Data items
-- START --

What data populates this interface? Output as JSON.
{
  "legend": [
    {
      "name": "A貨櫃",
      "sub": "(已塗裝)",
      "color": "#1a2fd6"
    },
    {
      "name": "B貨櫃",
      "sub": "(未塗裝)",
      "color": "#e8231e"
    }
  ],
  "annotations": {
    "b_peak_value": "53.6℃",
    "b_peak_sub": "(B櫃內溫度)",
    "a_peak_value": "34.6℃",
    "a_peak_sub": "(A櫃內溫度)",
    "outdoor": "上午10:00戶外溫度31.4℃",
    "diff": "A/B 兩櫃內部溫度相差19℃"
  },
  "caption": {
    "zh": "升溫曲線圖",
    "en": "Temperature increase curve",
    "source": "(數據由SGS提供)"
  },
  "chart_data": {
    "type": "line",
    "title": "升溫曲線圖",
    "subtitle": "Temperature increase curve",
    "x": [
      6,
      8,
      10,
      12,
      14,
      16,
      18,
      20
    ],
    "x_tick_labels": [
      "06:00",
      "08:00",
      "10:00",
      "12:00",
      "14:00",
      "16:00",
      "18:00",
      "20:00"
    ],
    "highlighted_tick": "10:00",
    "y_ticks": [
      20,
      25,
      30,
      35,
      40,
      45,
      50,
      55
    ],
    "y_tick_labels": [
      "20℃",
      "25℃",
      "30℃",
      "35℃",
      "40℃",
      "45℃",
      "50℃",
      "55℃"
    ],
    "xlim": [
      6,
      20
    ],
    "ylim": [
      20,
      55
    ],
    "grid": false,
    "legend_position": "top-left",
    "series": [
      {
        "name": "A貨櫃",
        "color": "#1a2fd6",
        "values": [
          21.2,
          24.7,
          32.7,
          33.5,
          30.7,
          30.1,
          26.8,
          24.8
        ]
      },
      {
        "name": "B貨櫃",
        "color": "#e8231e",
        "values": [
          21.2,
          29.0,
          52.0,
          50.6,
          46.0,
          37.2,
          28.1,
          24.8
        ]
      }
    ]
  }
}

-- END --

Directions for this task: Take the entries above and transcribe them exactly.

Solution to this task:
What data populates this interface? Output as JSON.
{
  "legend": [
    {
      "name": "A貨櫃",
      "sub": "(已塗裝)",
      "color": "#1a2fd6"
    },
    {
      "name": "B貨櫃",
      "sub": "(未塗裝)",
      "color": "#e8231e"
    }
  ],
  "annotations": {
    "b_peak_value": "53.6℃",
    "b_peak_sub": "(B櫃內溫度)",
    "a_peak_value": "34.6℃",
    "a_peak_sub": "(A櫃內溫度)",
    "outdoor": "上午10:00戶外溫度31.4℃",
    "diff": "A/B 兩櫃內部溫度相差19℃"
  },
  "caption": {
    "zh": "升溫曲線圖",
    "en": "Temperature increase curve",
    "source": "(數據由SGS提供)"
  },
  "chart_data": {
    "type": "line",
    "title": "升溫曲線圖",
    "subtitle": "Temperature increase curve",
    "x": [
      6,
      8,
      10,
      12,
      14,
      16,
      18,
      20
    ],
    "x_tick_labels": [
      "06:00",
      "08:00",
      "10:00",
      "12:00",
      "14:00",
      "16:00",
      "18:00",
      "20:00"
    ],
    "highlighted_tick": "10:00",
    "y_ticks": [
      20,
      25,
      30,
      35,
      40,
      45,
      50,
      55
    ],
    "y_tick_labels": [
      "20℃",
      "25℃",
      "30℃",
      "35℃",
      "40℃",
      "45℃",
      "50℃",
      "55℃"
    ],
    "xlim": [
      6,
      20
    ],
    "ylim": [
      20,
      55
    ],
    "grid": false,
    "legend_position": "top-left",
    "series": [
      {
        "name": "A貨櫃",
        "color": "#1a2fd6",
        "values": [
          21.2,
          24.7,
          32.7,
          33.5,
          30.7,
          30.1,
          26.8,
          24.8
        ]
      },
      {
        "name": "B貨櫃",
        "color": "#e8231e",
        "values": [
          21.2,
          29.0,
          52.0,
          50.6,
          46.0,
          37.2,
          28.1,
          24.8
        ]
      }
    ]
  }
}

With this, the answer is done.